### Instruction
Lines holding the string "image" are the ones to copy from this listing.

Stored records:

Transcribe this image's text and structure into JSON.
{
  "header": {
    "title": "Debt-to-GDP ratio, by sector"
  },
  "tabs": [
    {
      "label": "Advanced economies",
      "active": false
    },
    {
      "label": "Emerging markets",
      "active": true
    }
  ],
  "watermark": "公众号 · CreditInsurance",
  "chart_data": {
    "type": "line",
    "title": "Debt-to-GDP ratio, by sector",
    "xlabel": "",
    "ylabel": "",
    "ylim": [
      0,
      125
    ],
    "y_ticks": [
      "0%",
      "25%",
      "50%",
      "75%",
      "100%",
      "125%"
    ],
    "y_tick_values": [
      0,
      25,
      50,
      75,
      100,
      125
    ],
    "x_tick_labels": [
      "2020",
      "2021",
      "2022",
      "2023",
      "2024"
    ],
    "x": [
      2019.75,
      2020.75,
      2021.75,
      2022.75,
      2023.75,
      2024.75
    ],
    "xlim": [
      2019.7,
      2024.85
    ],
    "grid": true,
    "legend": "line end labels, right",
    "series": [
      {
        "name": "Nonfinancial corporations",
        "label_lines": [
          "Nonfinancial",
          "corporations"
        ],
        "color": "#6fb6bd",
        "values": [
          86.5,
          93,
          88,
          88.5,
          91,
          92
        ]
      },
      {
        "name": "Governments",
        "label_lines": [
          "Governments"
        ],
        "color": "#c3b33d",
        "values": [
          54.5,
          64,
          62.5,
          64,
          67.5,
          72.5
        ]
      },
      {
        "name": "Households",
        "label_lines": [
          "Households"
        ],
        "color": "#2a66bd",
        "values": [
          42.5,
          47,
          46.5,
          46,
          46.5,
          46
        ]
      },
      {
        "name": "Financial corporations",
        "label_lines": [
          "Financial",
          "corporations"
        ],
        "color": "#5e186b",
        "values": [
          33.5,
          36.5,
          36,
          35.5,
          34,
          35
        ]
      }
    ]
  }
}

...

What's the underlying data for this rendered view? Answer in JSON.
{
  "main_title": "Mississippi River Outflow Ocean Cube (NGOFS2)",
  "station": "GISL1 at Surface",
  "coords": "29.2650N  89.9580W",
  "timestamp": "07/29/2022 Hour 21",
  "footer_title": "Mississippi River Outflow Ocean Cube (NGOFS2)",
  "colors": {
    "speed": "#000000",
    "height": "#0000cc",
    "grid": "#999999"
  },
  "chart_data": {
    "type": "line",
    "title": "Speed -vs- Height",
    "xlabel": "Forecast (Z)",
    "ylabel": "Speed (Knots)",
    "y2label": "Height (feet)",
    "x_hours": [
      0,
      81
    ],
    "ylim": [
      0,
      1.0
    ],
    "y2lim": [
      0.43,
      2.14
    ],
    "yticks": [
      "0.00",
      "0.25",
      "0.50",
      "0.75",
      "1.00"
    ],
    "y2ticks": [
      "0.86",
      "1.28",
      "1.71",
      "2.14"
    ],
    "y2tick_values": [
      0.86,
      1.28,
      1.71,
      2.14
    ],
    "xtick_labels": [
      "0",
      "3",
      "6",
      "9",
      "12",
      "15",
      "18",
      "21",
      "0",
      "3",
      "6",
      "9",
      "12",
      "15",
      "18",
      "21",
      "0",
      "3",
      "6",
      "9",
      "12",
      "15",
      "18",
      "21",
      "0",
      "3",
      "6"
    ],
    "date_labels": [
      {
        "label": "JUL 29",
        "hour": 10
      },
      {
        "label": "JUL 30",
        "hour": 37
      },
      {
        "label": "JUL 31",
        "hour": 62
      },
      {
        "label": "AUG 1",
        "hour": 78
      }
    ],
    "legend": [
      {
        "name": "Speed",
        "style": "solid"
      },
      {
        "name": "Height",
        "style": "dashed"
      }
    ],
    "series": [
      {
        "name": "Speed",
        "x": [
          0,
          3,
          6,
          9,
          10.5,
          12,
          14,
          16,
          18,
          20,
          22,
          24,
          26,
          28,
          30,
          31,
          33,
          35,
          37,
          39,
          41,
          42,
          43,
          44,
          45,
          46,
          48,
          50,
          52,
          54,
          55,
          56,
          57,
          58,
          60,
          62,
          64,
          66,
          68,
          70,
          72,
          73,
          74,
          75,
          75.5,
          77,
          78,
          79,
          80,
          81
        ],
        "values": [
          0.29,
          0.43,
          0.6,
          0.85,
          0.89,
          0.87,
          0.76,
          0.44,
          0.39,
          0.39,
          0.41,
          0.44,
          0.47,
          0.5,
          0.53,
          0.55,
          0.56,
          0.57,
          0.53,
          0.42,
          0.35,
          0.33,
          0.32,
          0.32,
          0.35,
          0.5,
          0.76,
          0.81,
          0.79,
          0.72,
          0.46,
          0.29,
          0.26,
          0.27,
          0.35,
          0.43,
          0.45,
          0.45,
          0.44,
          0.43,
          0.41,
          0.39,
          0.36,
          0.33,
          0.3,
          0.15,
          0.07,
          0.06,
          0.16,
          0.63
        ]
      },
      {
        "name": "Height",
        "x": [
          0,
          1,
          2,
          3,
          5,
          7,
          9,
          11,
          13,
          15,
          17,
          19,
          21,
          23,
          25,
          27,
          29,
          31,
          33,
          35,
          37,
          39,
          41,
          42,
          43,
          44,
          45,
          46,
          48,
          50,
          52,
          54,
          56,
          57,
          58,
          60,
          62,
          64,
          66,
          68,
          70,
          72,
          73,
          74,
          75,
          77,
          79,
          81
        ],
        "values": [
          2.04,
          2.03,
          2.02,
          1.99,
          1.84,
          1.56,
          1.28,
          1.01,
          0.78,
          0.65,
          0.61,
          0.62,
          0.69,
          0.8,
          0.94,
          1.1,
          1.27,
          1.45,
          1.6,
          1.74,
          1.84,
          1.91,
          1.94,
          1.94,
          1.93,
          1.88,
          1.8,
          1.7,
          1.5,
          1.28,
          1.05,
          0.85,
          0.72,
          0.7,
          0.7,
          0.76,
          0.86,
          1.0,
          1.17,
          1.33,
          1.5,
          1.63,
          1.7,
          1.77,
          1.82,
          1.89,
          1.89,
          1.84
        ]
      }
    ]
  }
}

---

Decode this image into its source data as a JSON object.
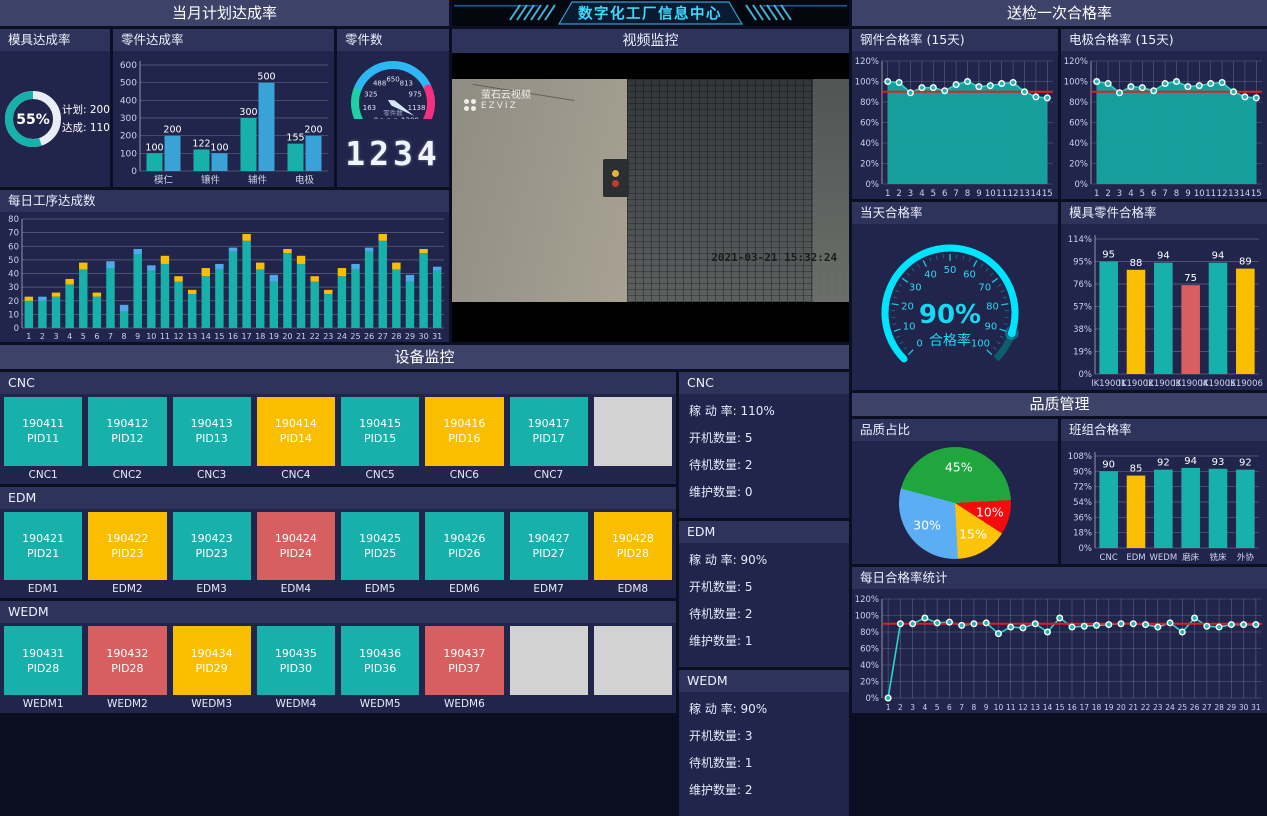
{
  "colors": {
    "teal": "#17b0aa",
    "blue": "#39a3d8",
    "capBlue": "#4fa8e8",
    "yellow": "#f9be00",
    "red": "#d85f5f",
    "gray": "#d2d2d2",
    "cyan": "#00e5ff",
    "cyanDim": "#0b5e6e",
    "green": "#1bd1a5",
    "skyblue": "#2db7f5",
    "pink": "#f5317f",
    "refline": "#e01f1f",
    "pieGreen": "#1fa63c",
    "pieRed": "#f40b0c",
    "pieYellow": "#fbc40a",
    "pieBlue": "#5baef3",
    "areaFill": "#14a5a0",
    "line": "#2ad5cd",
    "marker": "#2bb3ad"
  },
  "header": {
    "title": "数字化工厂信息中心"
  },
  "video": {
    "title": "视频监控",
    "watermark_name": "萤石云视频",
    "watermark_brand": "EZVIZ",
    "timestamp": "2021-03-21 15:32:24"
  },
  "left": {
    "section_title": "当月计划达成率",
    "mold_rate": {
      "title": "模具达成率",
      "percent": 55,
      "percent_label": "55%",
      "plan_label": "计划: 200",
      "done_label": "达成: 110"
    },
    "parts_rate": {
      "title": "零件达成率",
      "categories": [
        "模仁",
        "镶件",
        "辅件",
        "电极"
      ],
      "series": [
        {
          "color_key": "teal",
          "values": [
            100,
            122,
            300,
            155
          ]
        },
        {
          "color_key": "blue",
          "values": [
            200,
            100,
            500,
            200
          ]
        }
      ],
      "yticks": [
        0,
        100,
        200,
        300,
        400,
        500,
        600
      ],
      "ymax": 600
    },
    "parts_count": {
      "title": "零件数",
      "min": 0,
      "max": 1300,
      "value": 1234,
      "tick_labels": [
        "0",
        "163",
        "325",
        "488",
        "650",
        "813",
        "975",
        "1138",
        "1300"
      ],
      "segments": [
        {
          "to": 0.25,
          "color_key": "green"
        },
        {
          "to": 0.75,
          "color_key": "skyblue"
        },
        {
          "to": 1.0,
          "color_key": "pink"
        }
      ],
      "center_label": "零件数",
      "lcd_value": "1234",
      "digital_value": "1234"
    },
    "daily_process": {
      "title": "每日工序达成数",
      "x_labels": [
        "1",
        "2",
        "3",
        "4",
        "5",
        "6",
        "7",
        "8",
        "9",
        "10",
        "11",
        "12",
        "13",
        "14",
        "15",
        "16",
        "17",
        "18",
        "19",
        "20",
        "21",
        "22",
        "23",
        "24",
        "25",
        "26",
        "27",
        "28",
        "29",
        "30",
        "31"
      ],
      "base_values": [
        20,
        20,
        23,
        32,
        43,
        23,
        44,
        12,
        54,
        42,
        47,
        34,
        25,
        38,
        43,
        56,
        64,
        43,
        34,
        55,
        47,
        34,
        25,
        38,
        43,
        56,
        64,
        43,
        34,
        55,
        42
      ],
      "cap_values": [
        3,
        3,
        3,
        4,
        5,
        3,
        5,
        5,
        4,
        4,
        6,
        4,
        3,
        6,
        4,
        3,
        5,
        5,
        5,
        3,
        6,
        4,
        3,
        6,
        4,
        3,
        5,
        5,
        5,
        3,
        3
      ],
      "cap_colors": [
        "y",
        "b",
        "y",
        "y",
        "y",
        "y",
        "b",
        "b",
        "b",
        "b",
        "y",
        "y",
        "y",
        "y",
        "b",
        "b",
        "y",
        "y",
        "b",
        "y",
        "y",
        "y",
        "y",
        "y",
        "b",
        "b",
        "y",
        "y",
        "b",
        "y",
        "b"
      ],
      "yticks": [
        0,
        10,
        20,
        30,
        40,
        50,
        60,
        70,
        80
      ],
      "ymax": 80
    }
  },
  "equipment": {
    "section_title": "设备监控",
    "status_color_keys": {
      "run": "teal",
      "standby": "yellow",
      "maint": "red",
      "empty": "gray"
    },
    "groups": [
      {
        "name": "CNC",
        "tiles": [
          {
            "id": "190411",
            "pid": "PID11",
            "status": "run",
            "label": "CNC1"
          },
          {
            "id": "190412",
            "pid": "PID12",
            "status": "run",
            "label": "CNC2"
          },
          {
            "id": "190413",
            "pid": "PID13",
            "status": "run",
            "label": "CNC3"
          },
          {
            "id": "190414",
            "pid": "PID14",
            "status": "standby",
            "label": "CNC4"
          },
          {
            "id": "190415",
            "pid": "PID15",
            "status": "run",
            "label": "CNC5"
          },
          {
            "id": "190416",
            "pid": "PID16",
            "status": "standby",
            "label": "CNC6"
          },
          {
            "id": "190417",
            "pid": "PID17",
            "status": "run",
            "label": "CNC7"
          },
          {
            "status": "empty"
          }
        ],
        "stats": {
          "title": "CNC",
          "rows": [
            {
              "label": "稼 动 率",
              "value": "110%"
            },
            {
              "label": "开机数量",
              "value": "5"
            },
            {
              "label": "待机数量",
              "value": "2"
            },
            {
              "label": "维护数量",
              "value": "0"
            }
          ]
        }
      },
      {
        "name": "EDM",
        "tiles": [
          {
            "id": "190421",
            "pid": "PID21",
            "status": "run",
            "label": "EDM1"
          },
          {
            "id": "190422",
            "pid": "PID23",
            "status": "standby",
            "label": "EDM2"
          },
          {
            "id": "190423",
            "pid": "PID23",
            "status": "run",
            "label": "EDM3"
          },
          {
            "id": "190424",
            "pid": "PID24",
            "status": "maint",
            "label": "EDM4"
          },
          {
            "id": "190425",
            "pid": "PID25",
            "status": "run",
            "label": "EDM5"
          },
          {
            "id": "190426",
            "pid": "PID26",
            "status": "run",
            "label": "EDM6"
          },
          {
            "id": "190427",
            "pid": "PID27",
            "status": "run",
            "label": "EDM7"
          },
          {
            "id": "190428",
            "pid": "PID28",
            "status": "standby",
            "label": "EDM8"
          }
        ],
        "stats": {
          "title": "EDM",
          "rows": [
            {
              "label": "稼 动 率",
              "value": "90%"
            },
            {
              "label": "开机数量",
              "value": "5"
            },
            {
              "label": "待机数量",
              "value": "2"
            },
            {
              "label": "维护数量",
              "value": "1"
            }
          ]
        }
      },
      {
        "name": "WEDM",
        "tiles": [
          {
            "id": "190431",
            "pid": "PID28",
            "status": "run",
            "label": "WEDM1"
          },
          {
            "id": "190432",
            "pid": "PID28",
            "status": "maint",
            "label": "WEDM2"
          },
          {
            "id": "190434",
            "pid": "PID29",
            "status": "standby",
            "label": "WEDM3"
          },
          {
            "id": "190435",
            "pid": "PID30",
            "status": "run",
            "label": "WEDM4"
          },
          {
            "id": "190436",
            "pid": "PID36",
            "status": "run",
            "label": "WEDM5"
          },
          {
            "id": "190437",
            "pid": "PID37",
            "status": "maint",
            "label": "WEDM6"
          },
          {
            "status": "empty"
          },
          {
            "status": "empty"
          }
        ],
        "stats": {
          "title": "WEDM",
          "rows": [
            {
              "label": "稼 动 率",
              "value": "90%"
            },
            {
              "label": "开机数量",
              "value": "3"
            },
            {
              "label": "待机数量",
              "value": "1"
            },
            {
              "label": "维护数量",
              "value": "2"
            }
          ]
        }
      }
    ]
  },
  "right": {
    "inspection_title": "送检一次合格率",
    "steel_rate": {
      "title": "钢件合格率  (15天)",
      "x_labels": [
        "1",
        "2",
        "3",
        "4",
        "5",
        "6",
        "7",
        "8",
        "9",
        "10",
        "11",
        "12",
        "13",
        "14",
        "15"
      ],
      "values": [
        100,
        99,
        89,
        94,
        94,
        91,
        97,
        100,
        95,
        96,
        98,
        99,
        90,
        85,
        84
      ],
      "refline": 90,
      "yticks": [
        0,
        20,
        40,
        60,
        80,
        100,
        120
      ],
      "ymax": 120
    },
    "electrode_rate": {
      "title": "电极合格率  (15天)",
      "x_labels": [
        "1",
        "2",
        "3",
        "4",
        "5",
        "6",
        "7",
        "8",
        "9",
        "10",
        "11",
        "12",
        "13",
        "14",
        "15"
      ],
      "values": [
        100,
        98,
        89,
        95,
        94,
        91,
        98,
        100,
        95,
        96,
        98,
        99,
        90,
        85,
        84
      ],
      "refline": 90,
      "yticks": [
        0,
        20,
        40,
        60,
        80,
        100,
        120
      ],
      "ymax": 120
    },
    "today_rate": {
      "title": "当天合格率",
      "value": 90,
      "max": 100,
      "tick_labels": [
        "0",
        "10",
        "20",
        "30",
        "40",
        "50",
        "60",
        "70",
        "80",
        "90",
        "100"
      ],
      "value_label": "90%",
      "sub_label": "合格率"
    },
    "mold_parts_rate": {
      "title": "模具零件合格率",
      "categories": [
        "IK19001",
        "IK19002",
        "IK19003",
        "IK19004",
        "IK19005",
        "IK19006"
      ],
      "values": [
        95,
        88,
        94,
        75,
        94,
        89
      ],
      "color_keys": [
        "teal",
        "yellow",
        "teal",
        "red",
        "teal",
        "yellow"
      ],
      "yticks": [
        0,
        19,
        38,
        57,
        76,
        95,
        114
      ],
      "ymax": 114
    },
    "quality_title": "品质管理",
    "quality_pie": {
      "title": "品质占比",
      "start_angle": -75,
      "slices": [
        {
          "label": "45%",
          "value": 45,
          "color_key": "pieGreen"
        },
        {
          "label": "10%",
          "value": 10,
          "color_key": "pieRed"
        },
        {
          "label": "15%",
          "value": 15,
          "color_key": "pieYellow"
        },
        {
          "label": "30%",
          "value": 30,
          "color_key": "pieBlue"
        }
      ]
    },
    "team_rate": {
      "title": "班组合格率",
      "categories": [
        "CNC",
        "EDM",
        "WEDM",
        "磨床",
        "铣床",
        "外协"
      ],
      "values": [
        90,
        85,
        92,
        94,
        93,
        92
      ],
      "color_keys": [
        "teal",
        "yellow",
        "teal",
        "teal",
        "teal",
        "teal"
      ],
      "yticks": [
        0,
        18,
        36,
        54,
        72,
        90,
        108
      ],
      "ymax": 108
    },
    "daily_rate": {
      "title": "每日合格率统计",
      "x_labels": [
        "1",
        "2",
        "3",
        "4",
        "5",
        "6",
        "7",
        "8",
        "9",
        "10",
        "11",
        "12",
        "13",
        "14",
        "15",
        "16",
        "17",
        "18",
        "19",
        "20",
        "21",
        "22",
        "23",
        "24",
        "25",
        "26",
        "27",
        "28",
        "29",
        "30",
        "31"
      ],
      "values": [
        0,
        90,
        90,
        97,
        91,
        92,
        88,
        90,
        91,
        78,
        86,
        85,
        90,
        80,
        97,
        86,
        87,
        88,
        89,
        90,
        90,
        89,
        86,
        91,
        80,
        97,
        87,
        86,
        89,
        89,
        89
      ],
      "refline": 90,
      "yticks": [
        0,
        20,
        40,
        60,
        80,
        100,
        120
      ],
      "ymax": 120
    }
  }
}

### Result below
Transcribe this image's text and structure into JSON.
Decode this image into its source data as a JSON object.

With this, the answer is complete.